### DATA PROVIDED
++++++++++++++++++++

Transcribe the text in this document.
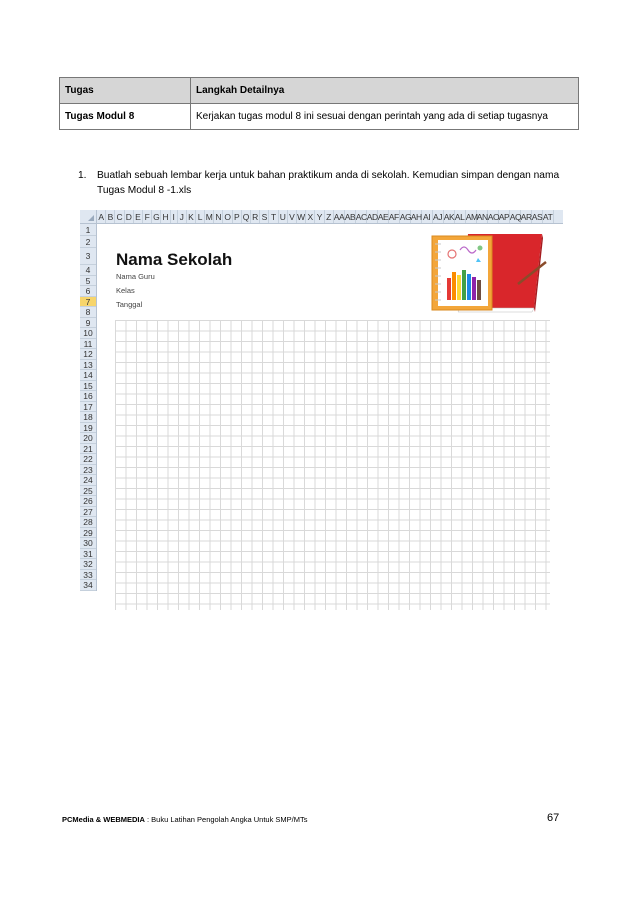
Tugas	Langkah Detailnya
Tugas Modul 8	Kerjakan tugas modul 8 ini sesuai dengan perintah yang ada di setiap tugasnya
1. Buatlah sebuah lembar kerja untuk bahan praktikum anda di sekolah. Kemudian simpan dengan nama Tugas Modul 8 -1.xls
A B C D E F G H I J K L M N O P Q R S T U V W X Y Z AA AB AC AD AE AF AG AH AI AJ AK AL AM
AN AO AP AQ AR AS AT
1
2
3
4
5
6
7
8
9
10
11
12
13
14
15
16
17
18
19
20
21
22
23
24
25
26
27
28
29
30
31
32
33
34
Nama Sekolah
Nama Guru
Kelas
Tanggal
PCMedia & WEBMEDIA : Buku Latihan Pengolah Angka Untuk SMP/MTs	67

++++++++++++++++++++

### PROBLEM STATEMENT
Check each line of the data above for the word "Tugas" and say how many lines contain it, giving nothing besides the number.

### ANSWER TO THE EXERCISE
3